-------- Available records --------

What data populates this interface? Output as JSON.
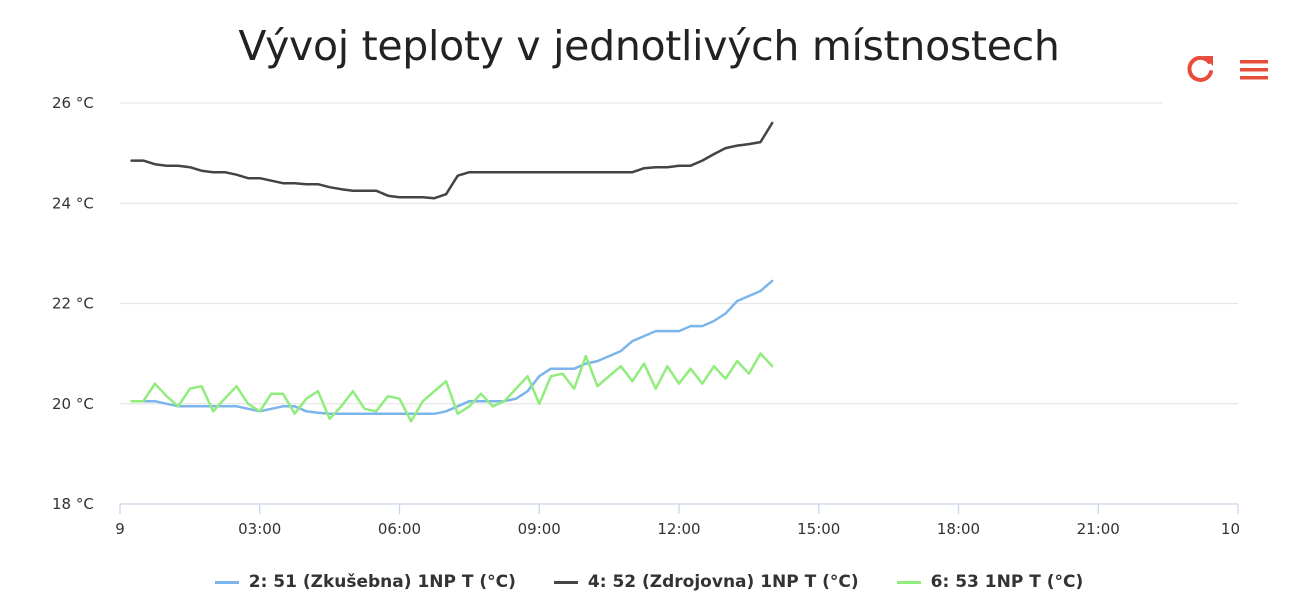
{
  "chart_data": {
    "type": "line",
    "title": "Vývoj teploty v jednotlivých místnostech",
    "xlabel": "",
    "ylabel": "",
    "xlim": [
      0,
      24
    ],
    "ylim": [
      18,
      26
    ],
    "y_ticks": [
      {
        "value": 18,
        "label": "18 °C"
      },
      {
        "value": 20,
        "label": "20 °C"
      },
      {
        "value": 22,
        "label": "22 °C"
      },
      {
        "value": 24,
        "label": "24 °C"
      },
      {
        "value": 26,
        "label": "26 °C"
      }
    ],
    "x_ticks": [
      {
        "value": 0,
        "label": "9"
      },
      {
        "value": 3,
        "label": "03:00"
      },
      {
        "value": 6,
        "label": "06:00"
      },
      {
        "value": 9,
        "label": "09:00"
      },
      {
        "value": 12,
        "label": "12:00"
      },
      {
        "value": 15,
        "label": "15:00"
      },
      {
        "value": 18,
        "label": "18:00"
      },
      {
        "value": 21,
        "label": "21:00"
      },
      {
        "value": 24,
        "label": "10"
      }
    ],
    "grid": true,
    "legend_position": "bottom",
    "series": [
      {
        "name": "2: 51 (Zkušebna) 1NP T (°C)",
        "color": "#7cb5ec",
        "x": [
          0.25,
          0.5,
          0.75,
          1,
          1.25,
          1.5,
          1.75,
          2,
          2.25,
          2.5,
          2.75,
          3,
          3.25,
          3.5,
          3.75,
          4,
          4.25,
          4.5,
          4.75,
          5,
          5.25,
          5.5,
          5.75,
          6,
          6.25,
          6.5,
          6.75,
          7,
          7.25,
          7.5,
          7.75,
          8,
          8.25,
          8.5,
          8.75,
          9,
          9.25,
          9.5,
          9.75,
          10,
          10.25,
          10.5,
          10.75,
          11,
          11.25,
          11.5,
          11.75,
          12,
          12.25,
          12.5,
          12.75,
          13,
          13.25,
          13.5,
          13.75,
          14
        ],
        "y": [
          20.05,
          20.05,
          20.05,
          20.0,
          19.95,
          19.95,
          19.95,
          19.95,
          19.95,
          19.95,
          19.9,
          19.85,
          19.9,
          19.95,
          19.95,
          19.85,
          19.82,
          19.8,
          19.8,
          19.8,
          19.8,
          19.8,
          19.8,
          19.8,
          19.8,
          19.8,
          19.8,
          19.85,
          19.95,
          20.05,
          20.05,
          20.05,
          20.05,
          20.1,
          20.25,
          20.55,
          20.7,
          20.7,
          20.7,
          20.8,
          20.85,
          20.95,
          21.05,
          21.25,
          21.35,
          21.45,
          21.45,
          21.45,
          21.55,
          21.55,
          21.65,
          21.8,
          22.05,
          22.15,
          22.25,
          22.45
        ]
      },
      {
        "name": "4: 52 (Zdrojovna) 1NP T (°C)",
        "color": "#434348",
        "x": [
          0.25,
          0.5,
          0.75,
          1,
          1.25,
          1.5,
          1.75,
          2,
          2.25,
          2.5,
          2.75,
          3,
          3.25,
          3.5,
          3.75,
          4,
          4.25,
          4.5,
          4.75,
          5,
          5.25,
          5.5,
          5.75,
          6,
          6.25,
          6.5,
          6.75,
          7,
          7.25,
          7.5,
          7.75,
          8,
          8.25,
          8.5,
          8.75,
          9,
          9.25,
          9.5,
          9.75,
          10,
          10.25,
          10.5,
          10.75,
          11,
          11.25,
          11.5,
          11.75,
          12,
          12.25,
          12.5,
          12.75,
          13,
          13.25,
          13.5,
          13.75,
          14
        ],
        "y": [
          24.85,
          24.85,
          24.78,
          24.75,
          24.75,
          24.72,
          24.65,
          24.62,
          24.62,
          24.57,
          24.5,
          24.5,
          24.45,
          24.4,
          24.4,
          24.38,
          24.38,
          24.32,
          24.28,
          24.25,
          24.25,
          24.25,
          24.15,
          24.12,
          24.12,
          24.12,
          24.1,
          24.18,
          24.55,
          24.62,
          24.62,
          24.62,
          24.62,
          24.62,
          24.62,
          24.62,
          24.62,
          24.62,
          24.62,
          24.62,
          24.62,
          24.62,
          24.62,
          24.62,
          24.7,
          24.72,
          24.72,
          24.75,
          24.75,
          24.85,
          24.98,
          25.1,
          25.15,
          25.18,
          25.22,
          25.6
        ]
      },
      {
        "name": "6: 53 1NP T (°C)",
        "color": "#90ed7d",
        "x": [
          0.25,
          0.5,
          0.75,
          1,
          1.25,
          1.5,
          1.75,
          2,
          2.25,
          2.5,
          2.75,
          3,
          3.25,
          3.5,
          3.75,
          4,
          4.25,
          4.5,
          4.75,
          5,
          5.25,
          5.5,
          5.75,
          6,
          6.25,
          6.5,
          6.75,
          7,
          7.25,
          7.5,
          7.75,
          8,
          8.25,
          8.5,
          8.75,
          9,
          9.25,
          9.5,
          9.75,
          10,
          10.25,
          10.5,
          10.75,
          11,
          11.25,
          11.5,
          11.75,
          12,
          12.25,
          12.5,
          12.75,
          13,
          13.25,
          13.5,
          13.75,
          14
        ],
        "y": [
          20.05,
          20.05,
          20.4,
          20.15,
          19.95,
          20.3,
          20.35,
          19.85,
          20.1,
          20.35,
          20.0,
          19.85,
          20.2,
          20.2,
          19.8,
          20.1,
          20.25,
          19.7,
          19.95,
          20.25,
          19.9,
          19.85,
          20.15,
          20.1,
          19.65,
          20.05,
          20.25,
          20.45,
          19.8,
          19.95,
          20.2,
          19.95,
          20.05,
          20.3,
          20.55,
          20.0,
          20.55,
          20.6,
          20.3,
          20.95,
          20.35,
          20.55,
          20.75,
          20.45,
          20.8,
          20.3,
          20.75,
          20.4,
          20.7,
          20.4,
          20.75,
          20.5,
          20.85,
          20.6,
          21.0,
          20.75
        ]
      }
    ]
  },
  "toolbar": {
    "refresh_icon": "refresh-icon",
    "menu_icon": "menu-icon",
    "accent_color": "#e74c3c"
  }
}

--------

Task goal: Select every line in the material above where the string "icon" occurs, and copy it.

Correct answer:
    "refresh_icon": "refresh-icon",
    "menu_icon": "menu-icon",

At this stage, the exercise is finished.